[Dataset rows]
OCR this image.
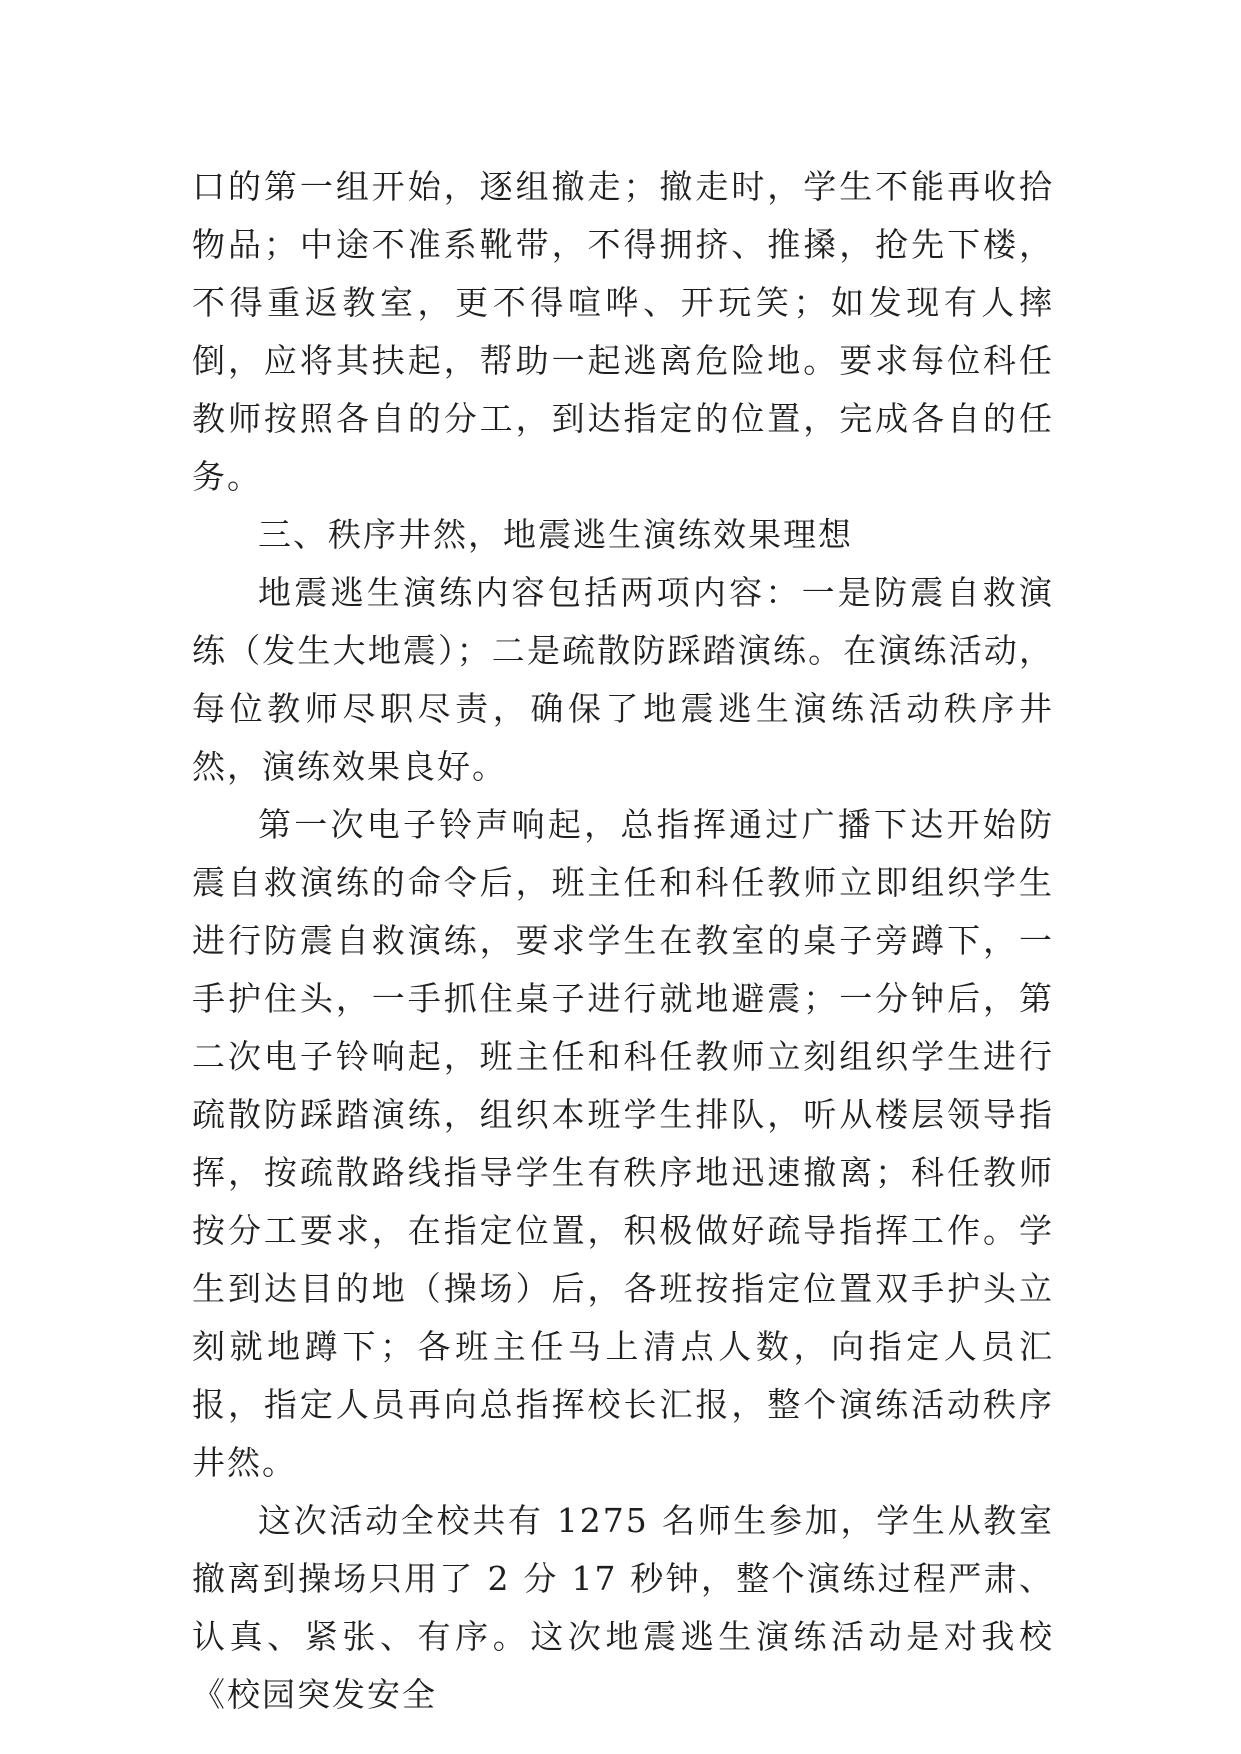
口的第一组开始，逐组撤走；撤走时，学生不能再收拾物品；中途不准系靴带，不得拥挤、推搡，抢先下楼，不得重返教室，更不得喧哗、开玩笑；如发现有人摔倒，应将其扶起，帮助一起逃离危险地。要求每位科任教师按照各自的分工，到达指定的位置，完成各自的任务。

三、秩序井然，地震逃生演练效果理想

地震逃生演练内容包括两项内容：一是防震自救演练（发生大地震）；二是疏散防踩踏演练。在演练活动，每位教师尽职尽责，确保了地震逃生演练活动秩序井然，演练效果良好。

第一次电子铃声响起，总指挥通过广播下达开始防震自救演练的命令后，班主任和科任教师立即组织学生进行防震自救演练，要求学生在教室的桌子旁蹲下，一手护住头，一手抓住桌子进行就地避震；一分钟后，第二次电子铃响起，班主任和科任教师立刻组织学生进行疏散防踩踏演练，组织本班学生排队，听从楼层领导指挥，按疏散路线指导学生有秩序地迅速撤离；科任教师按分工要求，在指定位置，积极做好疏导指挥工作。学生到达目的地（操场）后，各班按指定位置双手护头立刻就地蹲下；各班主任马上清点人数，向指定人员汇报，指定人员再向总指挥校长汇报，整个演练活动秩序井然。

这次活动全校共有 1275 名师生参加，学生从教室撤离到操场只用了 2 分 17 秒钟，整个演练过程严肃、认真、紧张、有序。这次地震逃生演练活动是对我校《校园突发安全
--
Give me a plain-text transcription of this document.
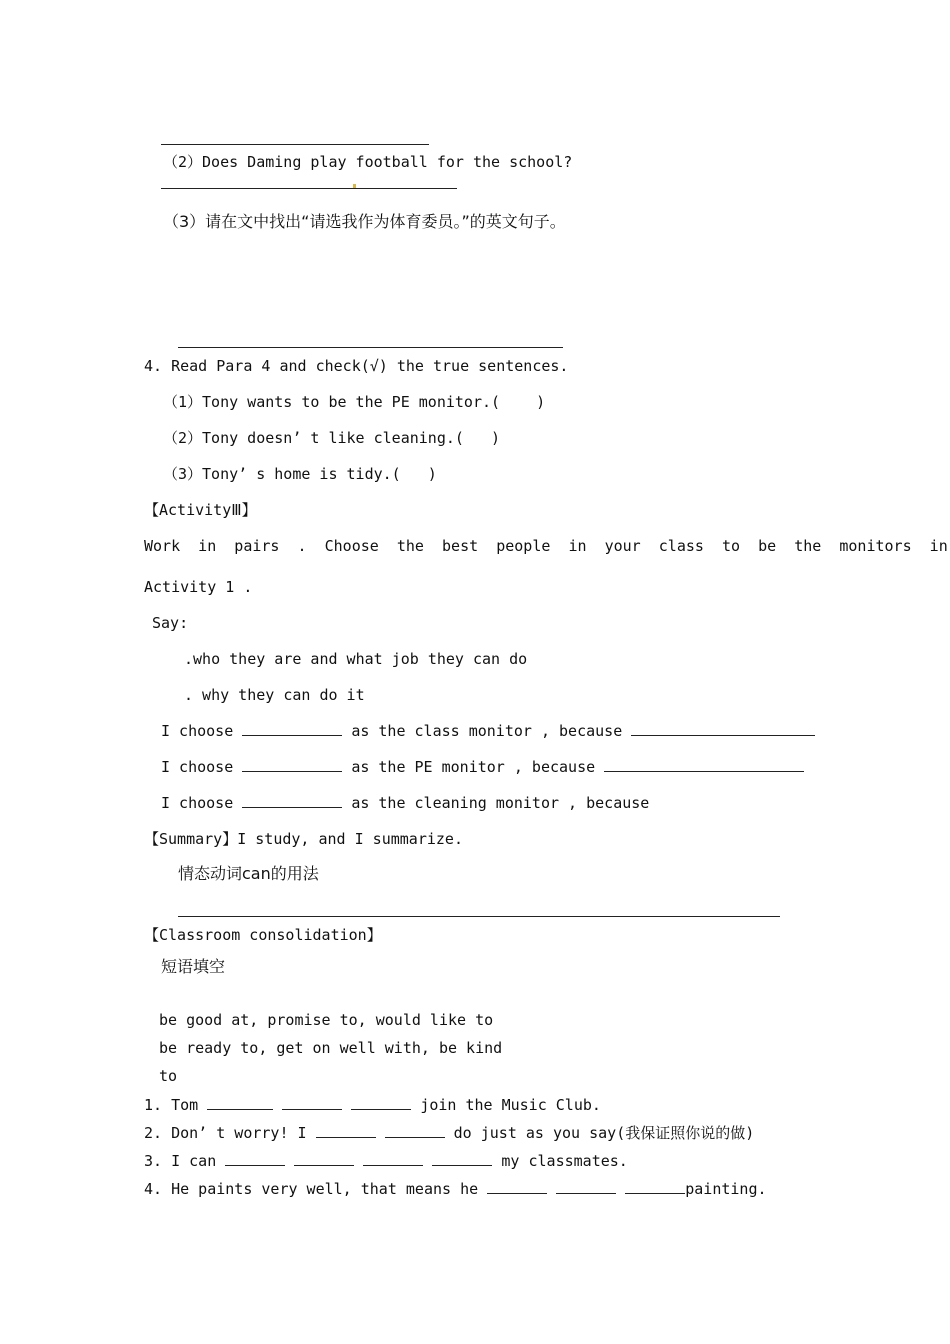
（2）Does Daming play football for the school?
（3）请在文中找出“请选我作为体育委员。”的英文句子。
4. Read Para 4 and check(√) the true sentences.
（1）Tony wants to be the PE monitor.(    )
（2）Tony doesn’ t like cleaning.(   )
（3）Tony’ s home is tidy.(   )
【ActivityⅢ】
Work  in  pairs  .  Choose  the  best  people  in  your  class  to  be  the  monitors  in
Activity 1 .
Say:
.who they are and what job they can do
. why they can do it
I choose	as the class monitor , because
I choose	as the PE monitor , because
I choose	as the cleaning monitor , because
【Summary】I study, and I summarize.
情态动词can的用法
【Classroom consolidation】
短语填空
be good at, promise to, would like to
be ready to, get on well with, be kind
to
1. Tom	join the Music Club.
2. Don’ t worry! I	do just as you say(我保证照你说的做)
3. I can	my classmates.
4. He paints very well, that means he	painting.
--
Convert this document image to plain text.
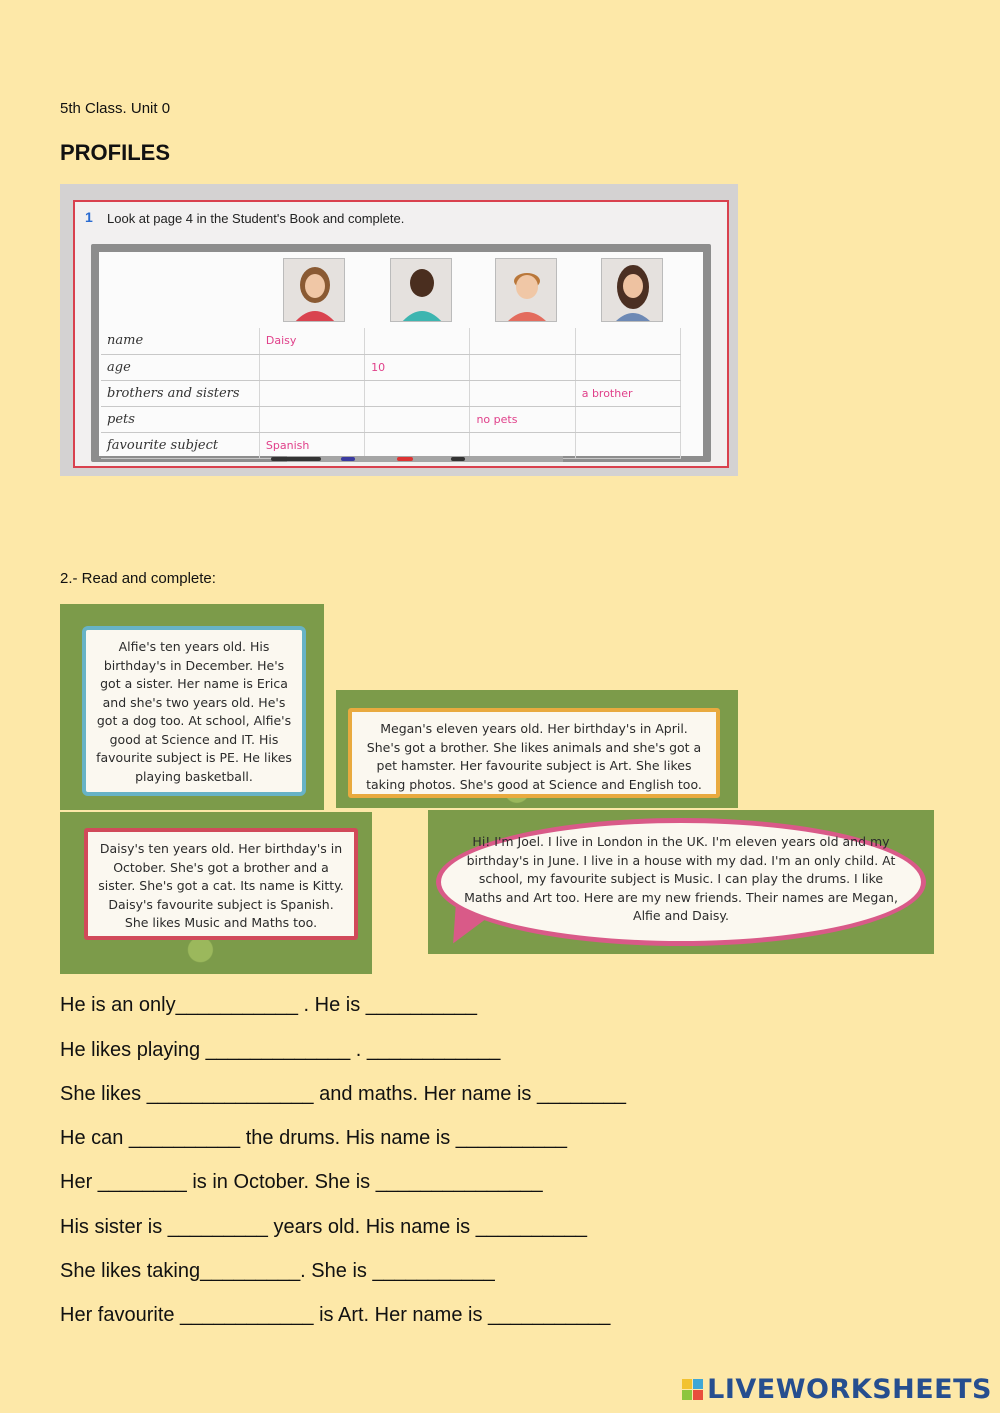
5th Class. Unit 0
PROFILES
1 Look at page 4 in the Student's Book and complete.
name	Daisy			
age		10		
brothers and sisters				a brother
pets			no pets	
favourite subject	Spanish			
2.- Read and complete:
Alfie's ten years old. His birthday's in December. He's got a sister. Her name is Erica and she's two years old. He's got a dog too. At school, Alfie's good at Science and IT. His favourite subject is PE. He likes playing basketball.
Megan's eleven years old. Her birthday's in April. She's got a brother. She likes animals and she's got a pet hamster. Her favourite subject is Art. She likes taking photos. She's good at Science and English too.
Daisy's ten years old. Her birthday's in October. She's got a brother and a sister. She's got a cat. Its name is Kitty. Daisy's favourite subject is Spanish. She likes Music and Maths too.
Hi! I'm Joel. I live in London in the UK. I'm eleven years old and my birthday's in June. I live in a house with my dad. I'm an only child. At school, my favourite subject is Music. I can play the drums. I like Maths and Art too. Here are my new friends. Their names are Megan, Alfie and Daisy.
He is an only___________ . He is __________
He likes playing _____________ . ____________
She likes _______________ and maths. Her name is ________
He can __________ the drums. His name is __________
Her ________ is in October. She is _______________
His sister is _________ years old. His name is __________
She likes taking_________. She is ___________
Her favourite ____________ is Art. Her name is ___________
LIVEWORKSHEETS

TASK BRIEF - Select every line of the material above holding the word "this" and copy it.

THE COMPLETED TASK -
OCR this image.
Give me a plain-text transcription of this document.
Convert this document image to plain text.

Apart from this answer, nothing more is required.